§ **Stored records**
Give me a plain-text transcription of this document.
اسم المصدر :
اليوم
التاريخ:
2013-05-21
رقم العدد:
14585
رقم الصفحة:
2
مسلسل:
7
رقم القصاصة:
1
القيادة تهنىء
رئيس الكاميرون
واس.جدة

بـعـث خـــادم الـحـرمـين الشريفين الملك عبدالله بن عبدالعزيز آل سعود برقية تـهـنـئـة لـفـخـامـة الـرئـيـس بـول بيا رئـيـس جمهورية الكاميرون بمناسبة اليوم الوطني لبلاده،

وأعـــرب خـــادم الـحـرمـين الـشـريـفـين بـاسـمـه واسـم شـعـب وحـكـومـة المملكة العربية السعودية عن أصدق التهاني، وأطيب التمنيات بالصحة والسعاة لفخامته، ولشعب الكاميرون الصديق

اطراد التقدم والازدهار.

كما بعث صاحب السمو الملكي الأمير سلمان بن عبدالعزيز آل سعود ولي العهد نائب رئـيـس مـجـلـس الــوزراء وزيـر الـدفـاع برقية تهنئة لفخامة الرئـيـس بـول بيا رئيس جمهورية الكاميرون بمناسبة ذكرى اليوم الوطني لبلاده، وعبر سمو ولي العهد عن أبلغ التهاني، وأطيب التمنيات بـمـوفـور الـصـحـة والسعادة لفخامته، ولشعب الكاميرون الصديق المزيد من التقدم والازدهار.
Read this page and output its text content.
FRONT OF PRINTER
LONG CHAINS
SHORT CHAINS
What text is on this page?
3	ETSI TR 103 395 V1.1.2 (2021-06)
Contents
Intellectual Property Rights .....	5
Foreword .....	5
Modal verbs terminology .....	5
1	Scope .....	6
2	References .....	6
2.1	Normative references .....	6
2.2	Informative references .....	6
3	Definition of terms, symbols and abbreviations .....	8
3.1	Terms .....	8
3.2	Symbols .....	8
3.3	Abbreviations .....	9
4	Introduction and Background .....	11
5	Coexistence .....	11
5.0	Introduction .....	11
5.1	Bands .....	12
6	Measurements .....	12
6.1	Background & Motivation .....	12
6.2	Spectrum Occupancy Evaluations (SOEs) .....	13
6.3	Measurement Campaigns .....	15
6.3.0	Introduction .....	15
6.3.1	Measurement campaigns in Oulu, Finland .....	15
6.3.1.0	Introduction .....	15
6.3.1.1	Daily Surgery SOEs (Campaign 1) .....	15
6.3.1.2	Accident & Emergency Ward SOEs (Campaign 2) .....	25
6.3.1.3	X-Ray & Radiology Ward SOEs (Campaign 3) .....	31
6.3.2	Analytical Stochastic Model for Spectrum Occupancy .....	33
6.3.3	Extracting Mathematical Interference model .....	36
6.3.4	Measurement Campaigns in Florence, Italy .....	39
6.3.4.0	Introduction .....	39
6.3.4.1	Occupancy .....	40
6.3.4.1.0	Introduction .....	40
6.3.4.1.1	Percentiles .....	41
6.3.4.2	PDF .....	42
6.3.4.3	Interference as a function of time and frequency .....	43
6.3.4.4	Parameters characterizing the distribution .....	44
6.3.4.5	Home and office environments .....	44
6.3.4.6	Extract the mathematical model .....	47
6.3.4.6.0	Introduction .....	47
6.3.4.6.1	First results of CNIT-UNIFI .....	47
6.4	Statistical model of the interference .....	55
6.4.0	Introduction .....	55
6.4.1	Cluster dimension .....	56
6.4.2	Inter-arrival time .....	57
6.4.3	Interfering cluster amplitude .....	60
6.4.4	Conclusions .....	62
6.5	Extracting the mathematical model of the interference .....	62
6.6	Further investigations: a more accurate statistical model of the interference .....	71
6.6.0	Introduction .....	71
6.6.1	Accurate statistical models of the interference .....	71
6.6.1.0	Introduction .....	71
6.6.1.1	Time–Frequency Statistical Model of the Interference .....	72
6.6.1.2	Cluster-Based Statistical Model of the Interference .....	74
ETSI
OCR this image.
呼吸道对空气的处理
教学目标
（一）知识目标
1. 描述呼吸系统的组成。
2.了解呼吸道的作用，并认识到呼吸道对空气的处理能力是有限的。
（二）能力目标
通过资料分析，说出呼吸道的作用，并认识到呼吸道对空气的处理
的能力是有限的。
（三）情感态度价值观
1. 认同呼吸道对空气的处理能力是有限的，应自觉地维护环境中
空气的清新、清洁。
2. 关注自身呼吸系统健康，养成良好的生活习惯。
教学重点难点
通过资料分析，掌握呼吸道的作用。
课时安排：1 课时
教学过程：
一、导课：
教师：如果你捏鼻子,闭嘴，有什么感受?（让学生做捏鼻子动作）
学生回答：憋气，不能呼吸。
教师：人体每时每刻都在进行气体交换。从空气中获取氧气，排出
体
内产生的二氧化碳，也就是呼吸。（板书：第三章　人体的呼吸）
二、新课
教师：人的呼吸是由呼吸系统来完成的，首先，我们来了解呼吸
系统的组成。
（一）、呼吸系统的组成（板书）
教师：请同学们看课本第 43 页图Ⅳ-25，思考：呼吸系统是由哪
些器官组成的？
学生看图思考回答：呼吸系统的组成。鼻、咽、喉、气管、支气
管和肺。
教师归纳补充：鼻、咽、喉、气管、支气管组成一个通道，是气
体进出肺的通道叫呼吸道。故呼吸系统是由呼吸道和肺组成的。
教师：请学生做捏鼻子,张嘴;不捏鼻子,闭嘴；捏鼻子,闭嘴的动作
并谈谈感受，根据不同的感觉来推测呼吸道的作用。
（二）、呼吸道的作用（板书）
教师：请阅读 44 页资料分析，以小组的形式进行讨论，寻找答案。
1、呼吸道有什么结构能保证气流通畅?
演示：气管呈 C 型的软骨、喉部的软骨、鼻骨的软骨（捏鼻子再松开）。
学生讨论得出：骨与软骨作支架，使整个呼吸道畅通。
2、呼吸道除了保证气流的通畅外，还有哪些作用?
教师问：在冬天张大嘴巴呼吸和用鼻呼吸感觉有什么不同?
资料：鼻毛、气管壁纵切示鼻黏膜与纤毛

§ **TASK PROMPT**
Pull out and copy each line containing the string "والازدهار".

§ **RESULT BELOW**
اطراد التقدم والازدهار.
كما بعث صاحب السمو الملكي الأمير سلمان بن عبدالعزيز آل سعود ولي العهد نائب رئـيـس مـجـلـس الــوزراء وزيـر الـدفـاع برقية تهنئة لفخامة الرئـيـس بـول بيا رئيس جمهورية الكاميرون بمناسبة ذكرى اليوم الوطني لبلاده، وعبر سمو ولي العهد عن أبلغ التهاني، وأطيب التمنيات بـمـوفـور الـصـحـة والسعادة لفخامته، ولشعب الكاميرون الصديق المزيد من التقدم والازدهار.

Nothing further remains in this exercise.